**WHAT YOU WILL DO**
Repeat the records word for word, excluding any picture.
— start of THE DATA —
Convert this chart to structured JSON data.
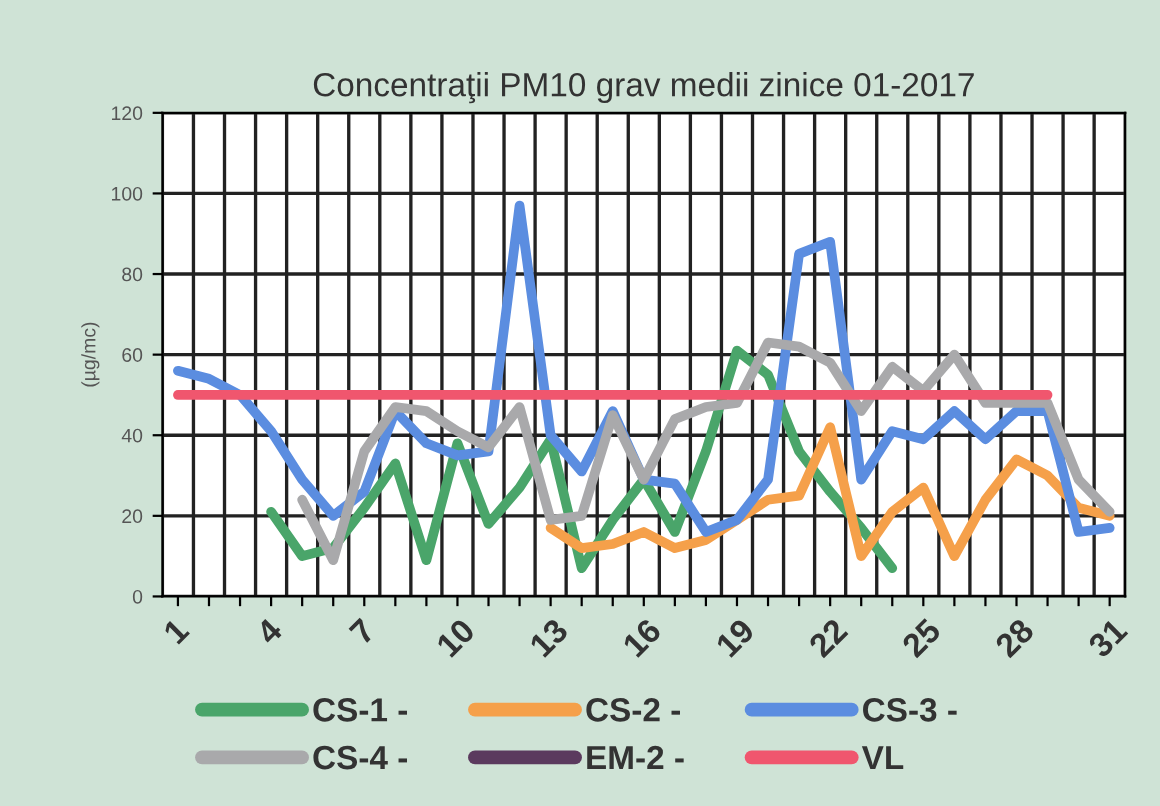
{
  "chart_data": {
    "type": "line",
    "title": "Concentraţii PM10 grav medii zinice 01-2017",
    "ylabel": "(µg/mc)",
    "categories": [
      "1",
      null,
      null,
      "4",
      null,
      null,
      "7",
      null,
      null,
      "10",
      null,
      null,
      "13",
      null,
      null,
      "16",
      null,
      null,
      "19",
      null,
      null,
      "22",
      null,
      null,
      "25",
      null,
      null,
      "28",
      null,
      null,
      "31"
    ],
    "ylim": [
      0,
      120
    ],
    "yticks": [
      0,
      20,
      40,
      60,
      80,
      100,
      120
    ],
    "grid": true,
    "legend": "bottom",
    "marker": "none",
    "line_style": "solid",
    "series": [
      {
        "name": "CS-1 -",
        "color": "#4aa56a",
        "values": [
          null,
          null,
          null,
          21,
          10,
          12,
          22,
          33,
          9,
          38,
          18,
          27,
          39,
          7,
          19,
          29,
          16,
          36,
          61,
          55,
          36,
          26,
          17,
          7,
          null,
          null,
          null,
          null,
          null,
          null,
          null
        ]
      },
      {
        "name": "CS-2 -",
        "color": "#f5a04a",
        "values": [
          null,
          null,
          null,
          null,
          null,
          null,
          null,
          null,
          null,
          null,
          null,
          null,
          17,
          12,
          13,
          16,
          12,
          14,
          19,
          24,
          25,
          42,
          10,
          21,
          27,
          10,
          24,
          34,
          30,
          22,
          20
        ]
      },
      {
        "name": "CS-3 -",
        "color": "#5b8de0",
        "values": [
          56,
          54,
          50,
          41,
          29,
          20,
          26,
          46,
          38,
          35,
          36,
          97,
          40,
          31,
          46,
          29,
          28,
          16,
          19,
          29,
          85,
          88,
          29,
          41,
          39,
          46,
          39,
          46,
          46,
          16,
          17
        ]
      },
      {
        "name": "CS-4 -",
        "color": "#a9a9ab",
        "values": [
          null,
          null,
          null,
          null,
          24,
          9,
          36,
          47,
          46,
          41,
          37,
          47,
          19,
          20,
          45,
          29,
          44,
          47,
          48,
          63,
          62,
          58,
          46,
          57,
          51,
          60,
          48,
          48,
          48,
          29,
          21
        ]
      },
      {
        "name": "EM-2 -",
        "color": "#5b3a5e",
        "values": [
          null,
          null,
          null,
          null,
          null,
          null,
          null,
          null,
          null,
          null,
          null,
          null,
          null,
          null,
          null,
          null,
          null,
          null,
          null,
          null,
          null,
          null,
          null,
          null,
          null,
          null,
          null,
          null,
          null,
          null,
          null
        ]
      },
      {
        "name": "VL",
        "color": "#f0566e",
        "values": [
          50,
          50,
          50,
          50,
          50,
          50,
          50,
          50,
          50,
          50,
          50,
          50,
          50,
          50,
          50,
          50,
          50,
          50,
          50,
          50,
          50,
          50,
          50,
          50,
          50,
          50,
          50,
          50,
          50,
          null,
          null
        ]
      }
    ]
  }
}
— end of THE DATA —
**TASK RESULT**
Convert this chart to structured JSON data.
{
  "chart_data": {
    "type": "line",
    "title": "Concentraţii PM10 grav medii zinice 01-2017",
    "ylabel": "(µg/mc)",
    "categories": [
      "1",
      null,
      null,
      "4",
      null,
      null,
      "7",
      null,
      null,
      "10",
      null,
      null,
      "13",
      null,
      null,
      "16",
      null,
      null,
      "19",
      null,
      null,
      "22",
      null,
      null,
      "25",
      null,
      null,
      "28",
      null,
      null,
      "31"
    ],
    "ylim": [
      0,
      120
    ],
    "yticks": [
      0,
      20,
      40,
      60,
      80,
      100,
      120
    ],
    "grid": true,
    "legend": "bottom",
    "marker": "none",
    "line_style": "solid",
    "series": [
      {
        "name": "CS-1 -",
        "color": "#4aa56a",
        "values": [
          null,
          null,
          null,
          21,
          10,
          12,
          22,
          33,
          9,
          38,
          18,
          27,
          39,
          7,
          19,
          29,
          16,
          36,
          61,
          55,
          36,
          26,
          17,
          7,
          null,
          null,
          null,
          null,
          null,
          null,
          null
        ]
      },
      {
        "name": "CS-2 -",
        "color": "#f5a04a",
        "values": [
          null,
          null,
          null,
          null,
          null,
          null,
          null,
          null,
          null,
          null,
          null,
          null,
          17,
          12,
          13,
          16,
          12,
          14,
          19,
          24,
          25,
          42,
          10,
          21,
          27,
          10,
          24,
          34,
          30,
          22,
          20
        ]
      },
      {
        "name": "CS-3 -",
        "color": "#5b8de0",
        "values": [
          56,
          54,
          50,
          41,
          29,
          20,
          26,
          46,
          38,
          35,
          36,
          97,
          40,
          31,
          46,
          29,
          28,
          16,
          19,
          29,
          85,
          88,
          29,
          41,
          39,
          46,
          39,
          46,
          46,
          16,
          17
        ]
      },
      {
        "name": "CS-4 -",
        "color": "#a9a9ab",
        "values": [
          null,
          null,
          null,
          null,
          24,
          9,
          36,
          47,
          46,
          41,
          37,
          47,
          19,
          20,
          45,
          29,
          44,
          47,
          48,
          63,
          62,
          58,
          46,
          57,
          51,
          60,
          48,
          48,
          48,
          29,
          21
        ]
      },
      {
        "name": "EM-2 -",
        "color": "#5b3a5e",
        "values": [
          null,
          null,
          null,
          null,
          null,
          null,
          null,
          null,
          null,
          null,
          null,
          null,
          null,
          null,
          null,
          null,
          null,
          null,
          null,
          null,
          null,
          null,
          null,
          null,
          null,
          null,
          null,
          null,
          null,
          null,
          null
        ]
      },
      {
        "name": "VL",
        "color": "#f0566e",
        "values": [
          50,
          50,
          50,
          50,
          50,
          50,
          50,
          50,
          50,
          50,
          50,
          50,
          50,
          50,
          50,
          50,
          50,
          50,
          50,
          50,
          50,
          50,
          50,
          50,
          50,
          50,
          50,
          50,
          50,
          null,
          null
        ]
      }
    ]
  }
}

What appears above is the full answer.